> [Exercise directions]
Read the material below and tally how many lines hold the word "специализированной", giving the number and nothing else.

----- The records

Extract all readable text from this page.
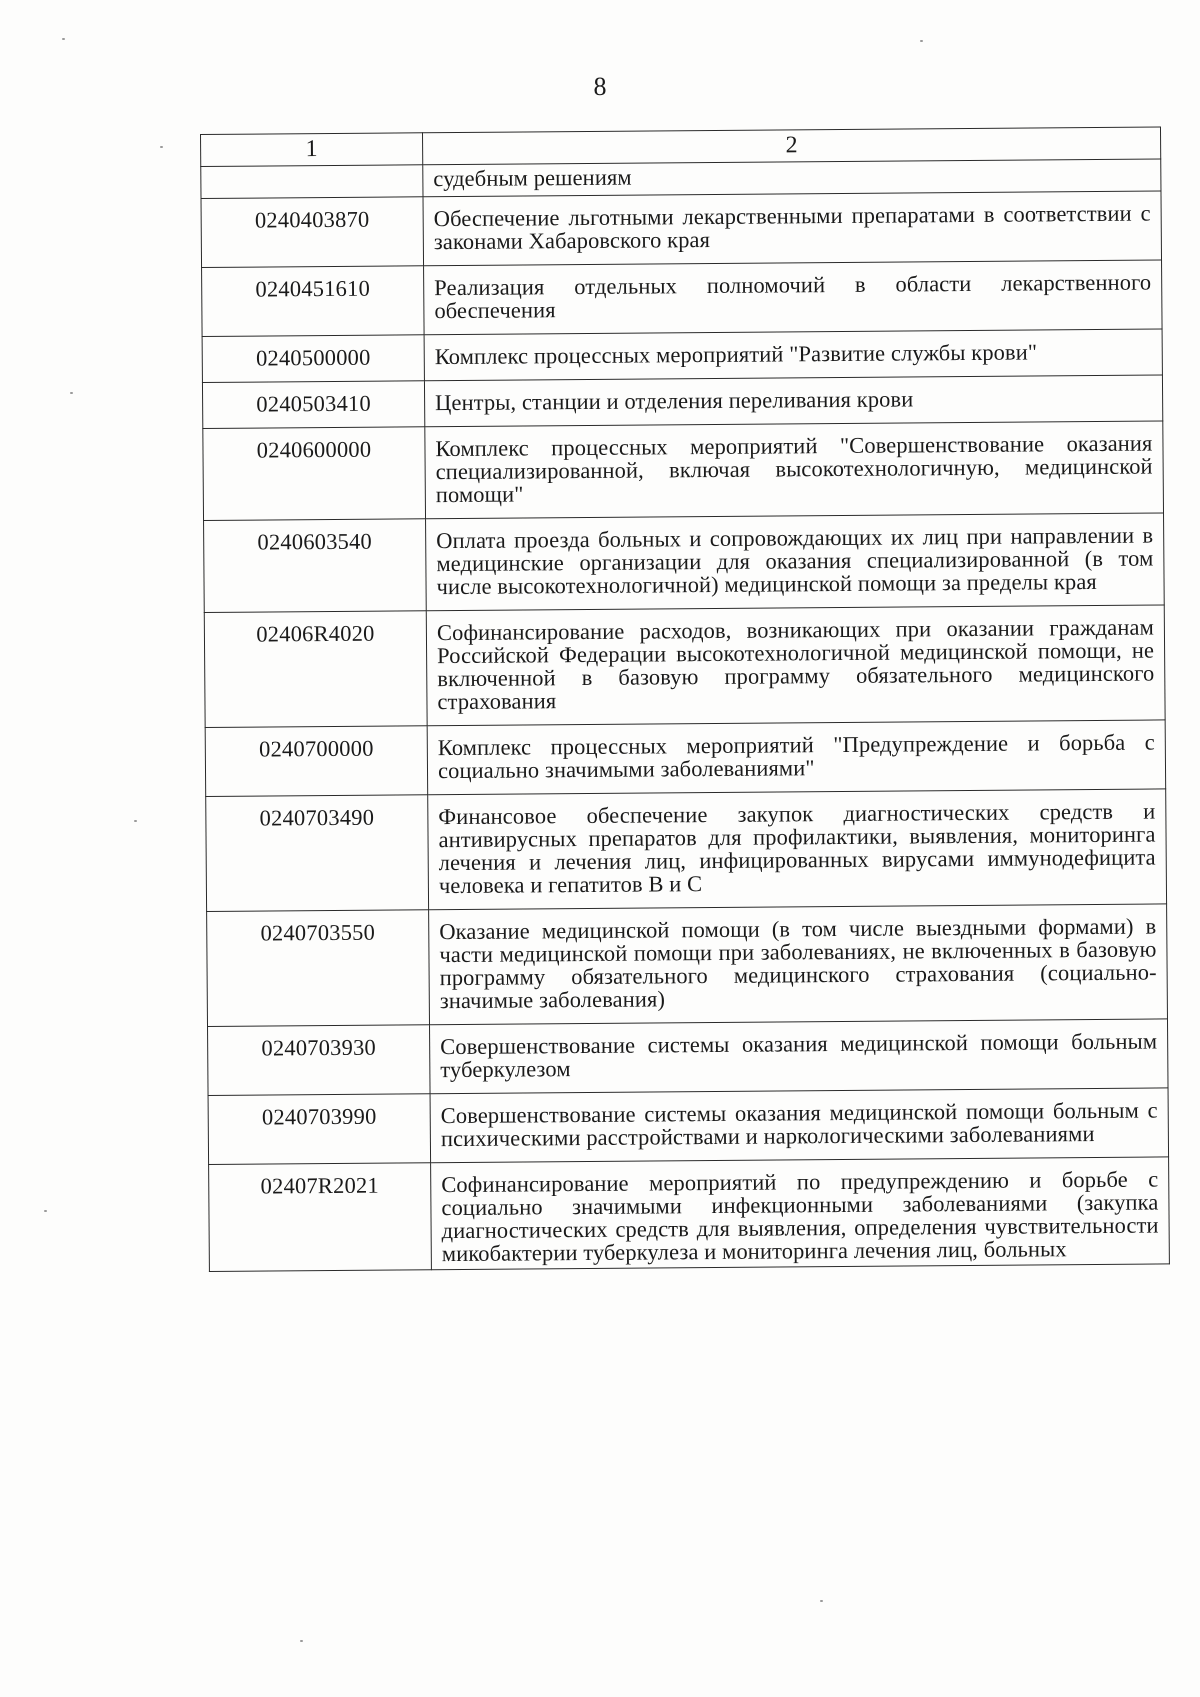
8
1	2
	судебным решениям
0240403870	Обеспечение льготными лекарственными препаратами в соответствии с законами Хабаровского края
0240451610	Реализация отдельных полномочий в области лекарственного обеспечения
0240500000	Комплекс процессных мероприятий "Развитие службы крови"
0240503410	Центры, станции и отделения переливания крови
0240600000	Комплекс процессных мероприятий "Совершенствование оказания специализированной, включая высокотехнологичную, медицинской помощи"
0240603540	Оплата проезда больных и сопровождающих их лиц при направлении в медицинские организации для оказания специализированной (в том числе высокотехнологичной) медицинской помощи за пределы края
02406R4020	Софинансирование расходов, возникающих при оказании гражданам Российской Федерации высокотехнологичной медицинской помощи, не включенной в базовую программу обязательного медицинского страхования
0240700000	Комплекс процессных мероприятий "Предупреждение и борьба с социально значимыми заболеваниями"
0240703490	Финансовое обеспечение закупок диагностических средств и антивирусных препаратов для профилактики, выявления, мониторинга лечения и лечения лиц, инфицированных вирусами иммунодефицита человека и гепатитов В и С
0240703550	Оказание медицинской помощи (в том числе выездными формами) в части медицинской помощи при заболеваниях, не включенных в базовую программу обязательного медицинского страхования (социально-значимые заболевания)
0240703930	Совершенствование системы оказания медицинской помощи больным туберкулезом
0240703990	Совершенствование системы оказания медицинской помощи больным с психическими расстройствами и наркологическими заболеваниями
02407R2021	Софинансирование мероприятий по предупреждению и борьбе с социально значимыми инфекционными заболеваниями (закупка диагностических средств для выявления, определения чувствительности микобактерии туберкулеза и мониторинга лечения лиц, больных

----------

> [Complete output]
2